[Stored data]
▽
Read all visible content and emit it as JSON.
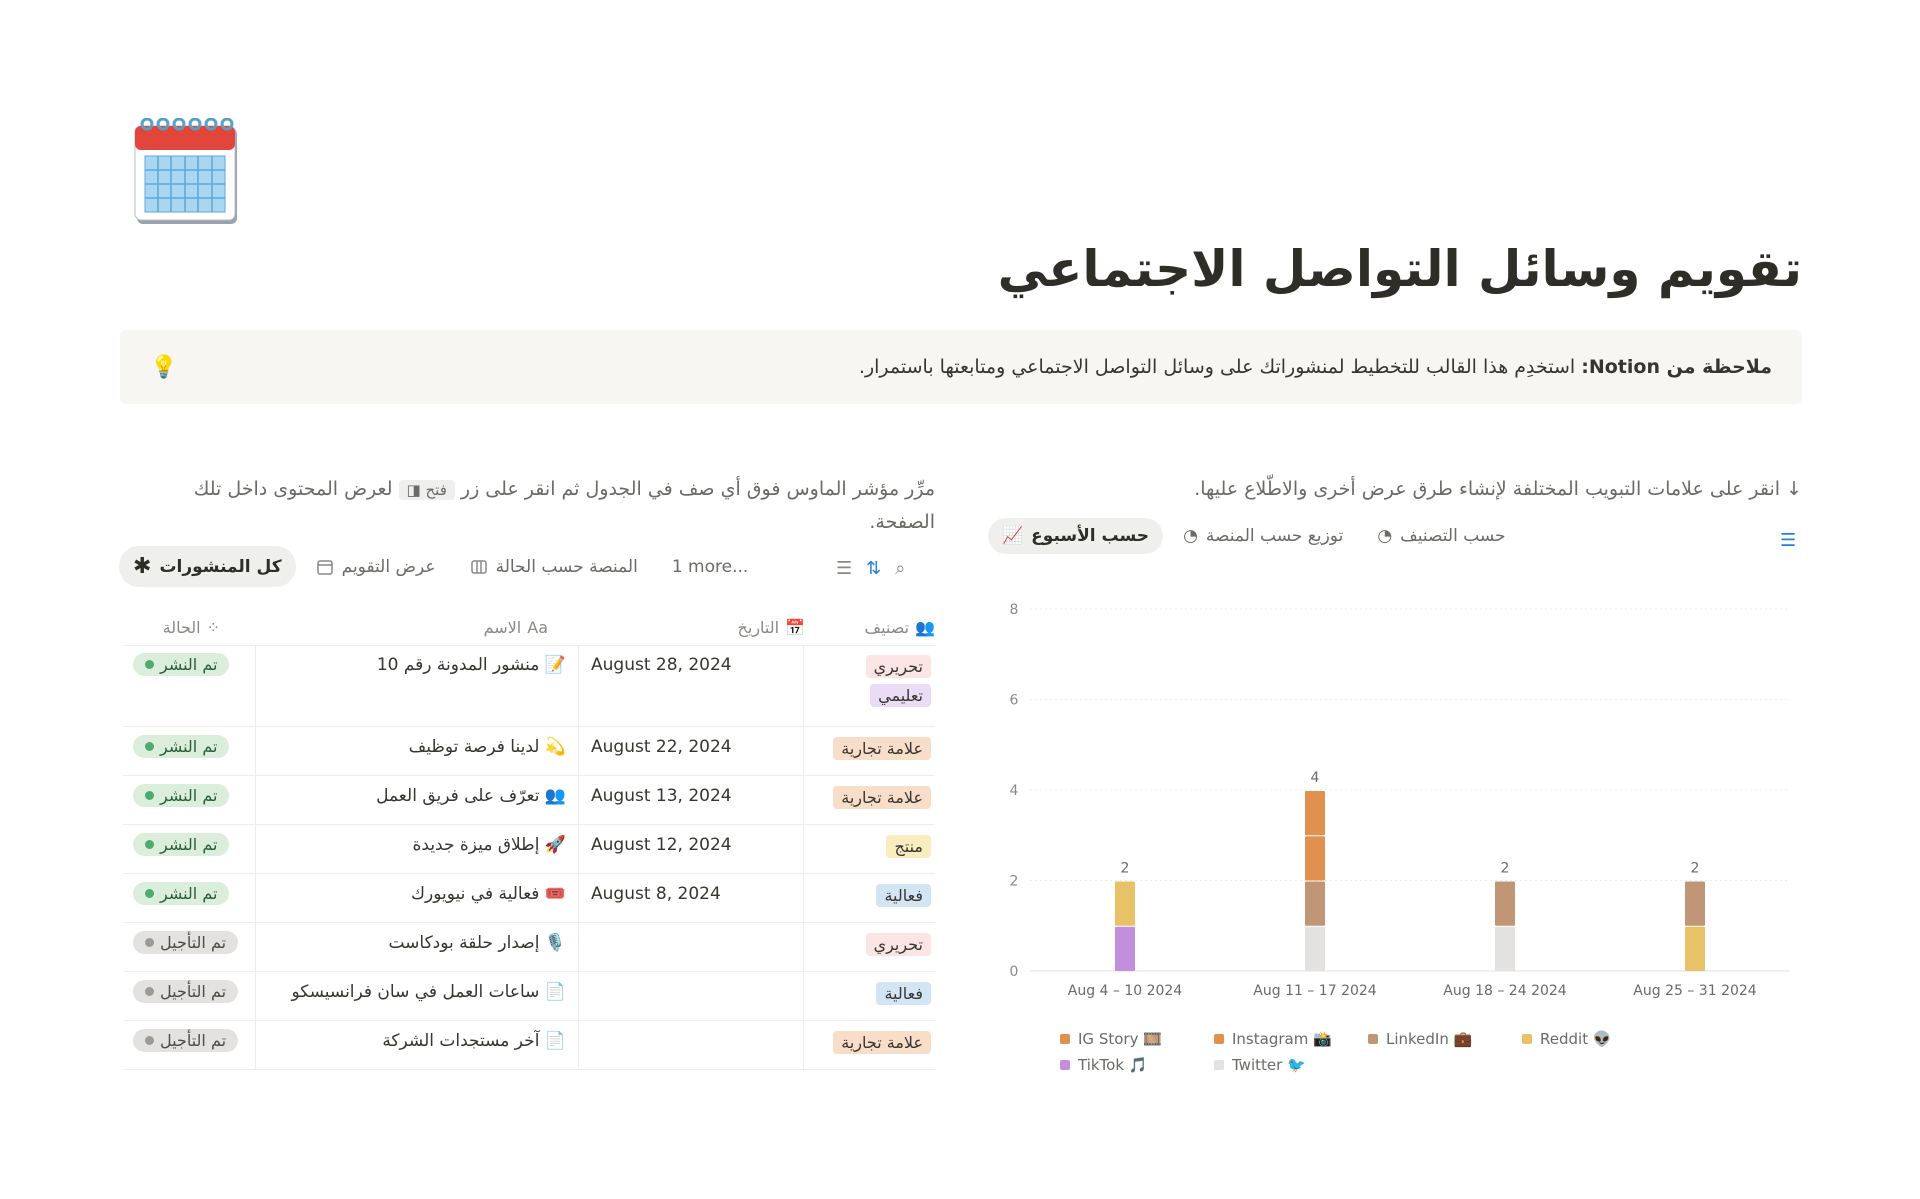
{
  "page": {
    "title": "تقويم وسائل التواصل الاجتماعي",
    "icon": "calendar-icon"
  },
  "callout": {
    "icon": "lightbulb-icon",
    "bold": "ملاحظة من Notion:",
    "text": " استخدِم هذا القالب للتخطيط لمنشوراتك على وسائل التواصل الاجتماعي ومتابعتها باستمرار."
  },
  "left": {
    "desc_before": "مرِّر مؤشر الماوس فوق أي صف في الجدول ثم انقر على زر ",
    "open_label": "فتح",
    "desc_after": " لعرض المحتوى داخل تلك الصفحة.",
    "tabs": [
      {
        "label": "كل المنشورات",
        "icon": "asterisk-icon"
      },
      {
        "label": "عرض التقويم",
        "icon": "calendar-icon"
      },
      {
        "label": "المنصة حسب الحالة",
        "icon": "board-icon"
      },
      {
        "label": "1 more..."
      }
    ],
    "columns": {
      "status": "الحالة",
      "name": "الاسم",
      "date": "التاريخ",
      "category": "تصنيف"
    },
    "rows": [
      {
        "status": "تم النشر",
        "name": "منشور المدونة رقم 10",
        "emoji": "📝",
        "date": "August 28, 2024",
        "tags": [
          "تحريري",
          "تعليمي"
        ]
      },
      {
        "status": "تم النشر",
        "name": "لدينا فرصة توظيف",
        "emoji": "💫",
        "date": "August 22, 2024",
        "tags": [
          "علامة تجارية"
        ]
      },
      {
        "status": "تم النشر",
        "name": "تعرّف على فريق العمل",
        "emoji": "👥",
        "date": "August 13, 2024",
        "tags": [
          "علامة تجارية"
        ]
      },
      {
        "status": "تم النشر",
        "name": "إطلاق ميزة جديدة",
        "emoji": "🚀",
        "date": "August 12, 2024",
        "tags": [
          "منتج"
        ]
      },
      {
        "status": "تم النشر",
        "name": "فعالية في نيويورك",
        "emoji": "🎟️",
        "date": "August 8, 2024",
        "tags": [
          "فعالية"
        ]
      },
      {
        "status": "تم التأجيل",
        "name": "إصدار حلقة بودكاست",
        "emoji": "🎙️",
        "date": "",
        "tags": [
          "تحريري"
        ]
      },
      {
        "status": "تم التأجيل",
        "name": "ساعات العمل في سان فرانسيسكو",
        "emoji": "📄",
        "date": "",
        "tags": [
          "فعالية"
        ]
      },
      {
        "status": "تم التأجيل",
        "name": "آخر مستجدات الشركة",
        "emoji": "📄",
        "date": "",
        "tags": [
          "علامة تجارية"
        ]
      }
    ],
    "tag_colors": {
      "تحريري": "#fbe4e4",
      "تعليمي": "#eadcf6",
      "علامة تجارية": "#f8ddc9",
      "منتج": "#f9ecbf",
      "فعالية": "#d3e5f5"
    },
    "status_colors": {
      "تم النشر": "#4dab6f",
      "تم التأجيل": "#9b9a97"
    }
  },
  "right": {
    "desc": "↓ انقر على علامات التبويب المختلفة لإنشاء طرق عرض أخرى والاطّلاع عليها.",
    "tabs": [
      {
        "label": "حسب الأسبوع",
        "icon": "chart-icon"
      },
      {
        "label": "توزيع حسب المنصة",
        "icon": "pie-icon"
      },
      {
        "label": "حسب التصنيف",
        "icon": "pie-icon"
      }
    ]
  },
  "chart_data": {
    "type": "bar",
    "stacked": true,
    "ylim": [
      0,
      8
    ],
    "yticks": [
      0,
      2,
      4,
      6,
      8
    ],
    "grid": true,
    "legend": "bottom",
    "categories": [
      "Aug 4 – 10 2024",
      "Aug 11 – 17 2024",
      "Aug 18 – 24 2024",
      "Aug 25 – 31 2024"
    ],
    "totals": [
      2,
      4,
      2,
      2
    ],
    "series": [
      {
        "name": "Twitter 🐦",
        "color": "#e3e2e0",
        "values": [
          0,
          1,
          1,
          0
        ]
      },
      {
        "name": "TikTok 🎵",
        "color": "#c38fdc",
        "values": [
          1,
          0,
          0,
          0
        ]
      },
      {
        "name": "Reddit 👽",
        "color": "#e8c267",
        "values": [
          1,
          0,
          0,
          1
        ]
      },
      {
        "name": "LinkedIn 💼",
        "color": "#c19677",
        "values": [
          0,
          1,
          1,
          1
        ]
      },
      {
        "name": "Instagram 📸",
        "color": "#e0914f",
        "values": [
          0,
          1,
          0,
          0
        ]
      },
      {
        "name": "IG Story 🎞️",
        "color": "#e0914f",
        "values": [
          0,
          1,
          0,
          0
        ]
      }
    ],
    "legend_order": [
      "IG Story 🎞️",
      "Instagram 📸",
      "LinkedIn 💼",
      "Reddit 👽",
      "TikTok 🎵",
      "Twitter 🐦"
    ]
  }
}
△
What is expected ▸
Determine the number of lines containing "وسائل". Write only that number.

Exercise solution ▸
2